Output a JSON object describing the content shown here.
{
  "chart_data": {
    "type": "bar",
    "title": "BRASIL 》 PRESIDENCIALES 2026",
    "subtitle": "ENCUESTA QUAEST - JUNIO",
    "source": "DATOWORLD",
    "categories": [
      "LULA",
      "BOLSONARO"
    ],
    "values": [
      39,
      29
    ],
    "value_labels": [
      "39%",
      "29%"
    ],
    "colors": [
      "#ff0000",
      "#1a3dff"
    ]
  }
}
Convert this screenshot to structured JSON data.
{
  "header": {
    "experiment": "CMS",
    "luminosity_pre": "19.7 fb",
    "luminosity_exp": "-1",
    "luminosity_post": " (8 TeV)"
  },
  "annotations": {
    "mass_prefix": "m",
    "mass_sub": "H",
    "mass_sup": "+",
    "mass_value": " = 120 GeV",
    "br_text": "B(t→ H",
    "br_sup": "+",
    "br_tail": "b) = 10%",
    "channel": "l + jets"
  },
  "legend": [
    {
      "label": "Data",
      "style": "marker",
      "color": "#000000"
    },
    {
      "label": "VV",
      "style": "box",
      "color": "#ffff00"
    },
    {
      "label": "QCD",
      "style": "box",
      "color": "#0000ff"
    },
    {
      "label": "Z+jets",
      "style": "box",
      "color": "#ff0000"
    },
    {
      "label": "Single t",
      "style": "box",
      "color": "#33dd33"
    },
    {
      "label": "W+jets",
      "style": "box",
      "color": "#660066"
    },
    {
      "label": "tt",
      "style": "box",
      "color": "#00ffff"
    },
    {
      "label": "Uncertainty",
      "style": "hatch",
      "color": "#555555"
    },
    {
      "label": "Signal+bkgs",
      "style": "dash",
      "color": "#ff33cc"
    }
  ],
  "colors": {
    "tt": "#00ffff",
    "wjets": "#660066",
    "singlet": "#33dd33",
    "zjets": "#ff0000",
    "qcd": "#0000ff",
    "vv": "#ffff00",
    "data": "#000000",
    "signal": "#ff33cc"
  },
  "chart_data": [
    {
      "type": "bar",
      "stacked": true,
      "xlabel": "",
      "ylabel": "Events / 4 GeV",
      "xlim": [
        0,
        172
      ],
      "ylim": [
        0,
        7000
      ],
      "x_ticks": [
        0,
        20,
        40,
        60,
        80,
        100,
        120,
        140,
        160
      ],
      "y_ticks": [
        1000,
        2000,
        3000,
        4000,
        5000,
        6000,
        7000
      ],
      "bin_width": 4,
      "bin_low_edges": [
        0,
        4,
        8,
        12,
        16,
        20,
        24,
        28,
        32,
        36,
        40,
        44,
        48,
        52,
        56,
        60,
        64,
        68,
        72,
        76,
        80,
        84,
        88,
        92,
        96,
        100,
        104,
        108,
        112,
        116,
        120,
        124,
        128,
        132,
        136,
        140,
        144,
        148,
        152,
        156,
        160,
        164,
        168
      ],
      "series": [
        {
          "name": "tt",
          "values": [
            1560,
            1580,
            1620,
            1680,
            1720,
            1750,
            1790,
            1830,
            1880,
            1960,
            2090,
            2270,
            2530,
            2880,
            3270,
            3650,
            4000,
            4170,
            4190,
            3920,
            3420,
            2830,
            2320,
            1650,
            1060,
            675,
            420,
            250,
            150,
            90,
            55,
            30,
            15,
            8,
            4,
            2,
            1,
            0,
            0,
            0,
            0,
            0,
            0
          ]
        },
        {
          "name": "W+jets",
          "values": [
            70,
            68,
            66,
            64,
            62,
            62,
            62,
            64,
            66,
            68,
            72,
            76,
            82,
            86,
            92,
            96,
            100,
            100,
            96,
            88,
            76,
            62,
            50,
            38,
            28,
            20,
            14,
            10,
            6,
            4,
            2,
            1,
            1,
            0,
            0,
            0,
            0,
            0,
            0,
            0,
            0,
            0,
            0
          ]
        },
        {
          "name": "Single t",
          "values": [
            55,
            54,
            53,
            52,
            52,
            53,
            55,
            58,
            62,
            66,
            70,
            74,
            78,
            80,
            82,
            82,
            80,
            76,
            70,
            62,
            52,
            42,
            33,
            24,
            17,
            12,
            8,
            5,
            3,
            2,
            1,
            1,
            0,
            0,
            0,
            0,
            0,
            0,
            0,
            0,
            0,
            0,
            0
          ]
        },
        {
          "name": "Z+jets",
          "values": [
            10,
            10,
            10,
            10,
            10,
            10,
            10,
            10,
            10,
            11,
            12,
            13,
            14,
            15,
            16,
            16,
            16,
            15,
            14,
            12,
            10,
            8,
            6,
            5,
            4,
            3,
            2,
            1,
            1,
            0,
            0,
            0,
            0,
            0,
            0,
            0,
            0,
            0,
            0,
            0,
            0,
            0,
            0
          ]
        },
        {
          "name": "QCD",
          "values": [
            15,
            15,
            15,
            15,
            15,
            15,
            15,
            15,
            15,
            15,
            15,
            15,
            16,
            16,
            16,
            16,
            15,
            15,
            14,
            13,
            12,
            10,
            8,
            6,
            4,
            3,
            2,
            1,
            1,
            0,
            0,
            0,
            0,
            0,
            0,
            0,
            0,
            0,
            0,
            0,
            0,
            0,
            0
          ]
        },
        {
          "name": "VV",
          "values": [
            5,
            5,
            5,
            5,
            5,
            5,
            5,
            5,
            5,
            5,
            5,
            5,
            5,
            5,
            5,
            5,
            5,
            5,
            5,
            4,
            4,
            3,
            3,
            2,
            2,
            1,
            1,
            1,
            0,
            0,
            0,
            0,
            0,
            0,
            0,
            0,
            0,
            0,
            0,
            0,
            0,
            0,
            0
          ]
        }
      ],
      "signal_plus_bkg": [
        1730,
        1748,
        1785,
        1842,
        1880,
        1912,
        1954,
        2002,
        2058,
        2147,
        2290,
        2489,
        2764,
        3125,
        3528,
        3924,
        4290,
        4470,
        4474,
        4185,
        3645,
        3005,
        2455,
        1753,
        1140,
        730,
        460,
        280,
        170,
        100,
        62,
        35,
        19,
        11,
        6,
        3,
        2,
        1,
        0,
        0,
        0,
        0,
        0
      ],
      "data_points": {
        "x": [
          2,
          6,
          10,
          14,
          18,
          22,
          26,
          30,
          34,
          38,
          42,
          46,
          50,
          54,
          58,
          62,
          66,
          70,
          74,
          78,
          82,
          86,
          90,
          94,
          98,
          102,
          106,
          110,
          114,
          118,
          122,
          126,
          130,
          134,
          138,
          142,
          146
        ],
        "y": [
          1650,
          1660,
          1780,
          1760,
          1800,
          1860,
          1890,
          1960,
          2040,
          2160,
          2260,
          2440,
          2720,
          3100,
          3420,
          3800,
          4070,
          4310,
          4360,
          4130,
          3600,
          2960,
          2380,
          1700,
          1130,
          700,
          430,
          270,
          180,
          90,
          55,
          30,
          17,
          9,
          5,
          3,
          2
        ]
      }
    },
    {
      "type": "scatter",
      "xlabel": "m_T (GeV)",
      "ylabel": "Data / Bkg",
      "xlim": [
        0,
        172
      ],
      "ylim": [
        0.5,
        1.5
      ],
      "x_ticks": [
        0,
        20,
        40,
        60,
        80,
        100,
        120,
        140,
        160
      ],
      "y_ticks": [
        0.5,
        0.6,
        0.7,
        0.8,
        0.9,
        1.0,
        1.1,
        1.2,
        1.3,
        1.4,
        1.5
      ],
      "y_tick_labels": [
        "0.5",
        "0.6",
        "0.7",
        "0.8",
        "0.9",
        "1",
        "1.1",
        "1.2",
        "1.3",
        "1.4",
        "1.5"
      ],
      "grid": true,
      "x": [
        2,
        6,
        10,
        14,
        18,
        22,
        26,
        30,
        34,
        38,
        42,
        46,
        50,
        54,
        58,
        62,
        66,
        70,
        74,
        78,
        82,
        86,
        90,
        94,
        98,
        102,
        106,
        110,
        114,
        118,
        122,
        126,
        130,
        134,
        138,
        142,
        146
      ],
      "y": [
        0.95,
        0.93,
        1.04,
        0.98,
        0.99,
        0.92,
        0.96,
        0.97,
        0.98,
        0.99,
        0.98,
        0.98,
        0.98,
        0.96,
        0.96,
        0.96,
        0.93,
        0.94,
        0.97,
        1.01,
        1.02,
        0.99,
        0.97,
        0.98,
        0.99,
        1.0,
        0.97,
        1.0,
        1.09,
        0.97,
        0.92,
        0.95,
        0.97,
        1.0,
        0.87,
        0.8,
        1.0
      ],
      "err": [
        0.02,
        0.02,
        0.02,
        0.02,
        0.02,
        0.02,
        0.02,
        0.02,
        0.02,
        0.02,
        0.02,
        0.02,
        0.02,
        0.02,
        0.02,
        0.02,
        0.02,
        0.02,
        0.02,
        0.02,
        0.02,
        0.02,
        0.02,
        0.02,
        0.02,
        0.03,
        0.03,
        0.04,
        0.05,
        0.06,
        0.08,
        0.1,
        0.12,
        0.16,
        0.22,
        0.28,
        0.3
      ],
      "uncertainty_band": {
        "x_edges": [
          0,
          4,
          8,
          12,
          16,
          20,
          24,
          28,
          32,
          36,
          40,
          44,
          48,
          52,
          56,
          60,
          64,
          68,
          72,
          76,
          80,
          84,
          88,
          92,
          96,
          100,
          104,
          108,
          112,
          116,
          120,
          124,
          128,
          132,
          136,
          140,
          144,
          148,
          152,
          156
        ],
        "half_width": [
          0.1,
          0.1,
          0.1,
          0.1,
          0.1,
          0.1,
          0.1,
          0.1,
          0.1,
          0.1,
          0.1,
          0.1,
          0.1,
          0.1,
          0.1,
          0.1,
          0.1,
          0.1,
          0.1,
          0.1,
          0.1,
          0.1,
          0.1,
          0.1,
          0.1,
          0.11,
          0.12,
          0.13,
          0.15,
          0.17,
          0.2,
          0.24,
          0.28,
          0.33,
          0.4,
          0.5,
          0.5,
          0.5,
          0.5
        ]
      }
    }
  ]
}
----
__Stated exercise__
Copy out every line from the records that has the word "JSON".

__Full response__
Output a JSON object describing the content shown here.
Convert this screenshot to structured JSON data.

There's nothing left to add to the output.